#### Goal
Give the records back in full, exactly as they read.

#### Dataset records
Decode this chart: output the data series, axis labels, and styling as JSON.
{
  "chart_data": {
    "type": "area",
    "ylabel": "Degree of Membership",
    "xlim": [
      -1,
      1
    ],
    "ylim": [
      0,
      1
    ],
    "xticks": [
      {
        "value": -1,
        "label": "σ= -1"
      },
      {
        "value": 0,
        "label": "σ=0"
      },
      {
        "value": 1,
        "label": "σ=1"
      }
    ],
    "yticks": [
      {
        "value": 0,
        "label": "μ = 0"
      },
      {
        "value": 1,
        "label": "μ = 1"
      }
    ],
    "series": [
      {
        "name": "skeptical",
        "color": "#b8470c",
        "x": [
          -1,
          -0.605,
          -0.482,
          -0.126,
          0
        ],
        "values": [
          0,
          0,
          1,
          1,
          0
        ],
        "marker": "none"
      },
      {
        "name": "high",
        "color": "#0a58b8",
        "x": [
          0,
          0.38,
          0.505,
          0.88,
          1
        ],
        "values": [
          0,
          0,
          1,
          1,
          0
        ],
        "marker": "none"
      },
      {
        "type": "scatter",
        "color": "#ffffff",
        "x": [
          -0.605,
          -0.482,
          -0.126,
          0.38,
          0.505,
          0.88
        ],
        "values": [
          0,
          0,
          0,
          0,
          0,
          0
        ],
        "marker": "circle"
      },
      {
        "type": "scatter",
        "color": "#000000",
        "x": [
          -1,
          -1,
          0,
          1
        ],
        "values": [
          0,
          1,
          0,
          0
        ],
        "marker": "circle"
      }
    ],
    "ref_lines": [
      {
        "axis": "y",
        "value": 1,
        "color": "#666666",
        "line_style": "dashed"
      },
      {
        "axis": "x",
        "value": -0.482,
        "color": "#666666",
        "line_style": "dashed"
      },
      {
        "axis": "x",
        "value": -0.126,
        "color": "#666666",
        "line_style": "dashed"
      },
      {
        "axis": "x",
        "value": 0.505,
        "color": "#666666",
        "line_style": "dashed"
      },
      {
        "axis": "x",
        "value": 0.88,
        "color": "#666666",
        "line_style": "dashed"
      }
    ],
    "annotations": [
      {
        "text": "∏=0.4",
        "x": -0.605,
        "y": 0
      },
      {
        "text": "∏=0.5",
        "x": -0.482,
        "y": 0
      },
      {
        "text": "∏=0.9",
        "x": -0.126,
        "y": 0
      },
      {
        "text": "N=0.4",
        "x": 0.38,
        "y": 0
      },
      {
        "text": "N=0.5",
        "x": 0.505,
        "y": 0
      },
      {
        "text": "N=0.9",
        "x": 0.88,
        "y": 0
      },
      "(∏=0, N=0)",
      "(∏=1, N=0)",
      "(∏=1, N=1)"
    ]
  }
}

#### Exercise response
Decode this chart: output the data series, axis labels, and styling as JSON.
{
  "chart_data": {
    "type": "area",
    "ylabel": "Degree of Membership",
    "xlim": [
      -1,
      1
    ],
    "ylim": [
      0,
      1
    ],
    "xticks": [
      {
        "value": -1,
        "label": "σ= -1"
      },
      {
        "value": 0,
        "label": "σ=0"
      },
      {
        "value": 1,
        "label": "σ=1"
      }
    ],
    "yticks": [
      {
        "value": 0,
        "label": "μ = 0"
      },
      {
        "value": 1,
        "label": "μ = 1"
      }
    ],
    "series": [
      {
        "name": "skeptical",
        "color": "#b8470c",
        "x": [
          -1,
          -0.605,
          -0.482,
          -0.126,
          0
        ],
        "values": [
          0,
          0,
          1,
          1,
          0
        ],
        "marker": "none"
      },
      {
        "name": "high",
        "color": "#0a58b8",
        "x": [
          0,
          0.38,
          0.505,
          0.88,
          1
        ],
        "values": [
          0,
          0,
          1,
          1,
          0
        ],
        "marker": "none"
      },
      {
        "type": "scatter",
        "color": "#ffffff",
        "x": [
          -0.605,
          -0.482,
          -0.126,
          0.38,
          0.505,
          0.88
        ],
        "values": [
          0,
          0,
          0,
          0,
          0,
          0
        ],
        "marker": "circle"
      },
      {
        "type": "scatter",
        "color": "#000000",
        "x": [
          -1,
          -1,
          0,
          1
        ],
        "values": [
          0,
          1,
          0,
          0
        ],
        "marker": "circle"
      }
    ],
    "ref_lines": [
      {
        "axis": "y",
        "value": 1,
        "color": "#666666",
        "line_style": "dashed"
      },
      {
        "axis": "x",
        "value": -0.482,
        "color": "#666666",
        "line_style": "dashed"
      },
      {
        "axis": "x",
        "value": -0.126,
        "color": "#666666",
        "line_style": "dashed"
      },
      {
        "axis": "x",
        "value": 0.505,
        "color": "#666666",
        "line_style": "dashed"
      },
      {
        "axis": "x",
        "value": 0.88,
        "color": "#666666",
        "line_style": "dashed"
      }
    ],
    "annotations": [
      {
        "text": "∏=0.4",
        "x": -0.605,
        "y": 0
      },
      {
        "text": "∏=0.5",
        "x": -0.482,
        "y": 0
      },
      {
        "text": "∏=0.9",
        "x": -0.126,
        "y": 0
      },
      {
        "text": "N=0.4",
        "x": 0.38,
        "y": 0
      },
      {
        "text": "N=0.5",
        "x": 0.505,
        "y": 0
      },
      {
        "text": "N=0.9",
        "x": 0.88,
        "y": 0
      },
      "(∏=0, N=0)",
      "(∏=1, N=0)",
      "(∏=1, N=1)"
    ]
  }
}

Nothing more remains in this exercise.